▼▼▼

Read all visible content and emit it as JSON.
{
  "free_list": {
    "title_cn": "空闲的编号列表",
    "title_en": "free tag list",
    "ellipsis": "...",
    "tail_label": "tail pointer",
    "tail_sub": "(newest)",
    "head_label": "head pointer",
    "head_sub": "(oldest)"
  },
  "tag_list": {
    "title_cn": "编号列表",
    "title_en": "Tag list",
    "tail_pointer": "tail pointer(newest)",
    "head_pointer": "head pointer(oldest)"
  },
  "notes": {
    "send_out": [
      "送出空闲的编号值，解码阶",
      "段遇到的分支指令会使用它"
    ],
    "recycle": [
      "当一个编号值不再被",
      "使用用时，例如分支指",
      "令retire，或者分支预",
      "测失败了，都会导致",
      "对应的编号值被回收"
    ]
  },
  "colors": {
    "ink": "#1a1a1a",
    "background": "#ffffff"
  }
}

▲▲▲

TASK: Type out the whole listing above again, exactly as it stands.

WORKED SOLUTION:
Read all visible content and emit it as JSON.
{
  "free_list": {
    "title_cn": "空闲的编号列表",
    "title_en": "free tag list",
    "ellipsis": "...",
    "tail_label": "tail pointer",
    "tail_sub": "(newest)",
    "head_label": "head pointer",
    "head_sub": "(oldest)"
  },
  "tag_list": {
    "title_cn": "编号列表",
    "title_en": "Tag list",
    "tail_pointer": "tail pointer(newest)",
    "head_pointer": "head pointer(oldest)"
  },
  "notes": {
    "send_out": [
      "送出空闲的编号值，解码阶",
      "段遇到的分支指令会使用它"
    ],
    "recycle": [
      "当一个编号值不再被",
      "使用用时，例如分支指",
      "令retire，或者分支预",
      "测失败了，都会导致",
      "对应的编号值被回收"
    ]
  },
  "colors": {
    "ink": "#1a1a1a",
    "background": "#ffffff"
  }
}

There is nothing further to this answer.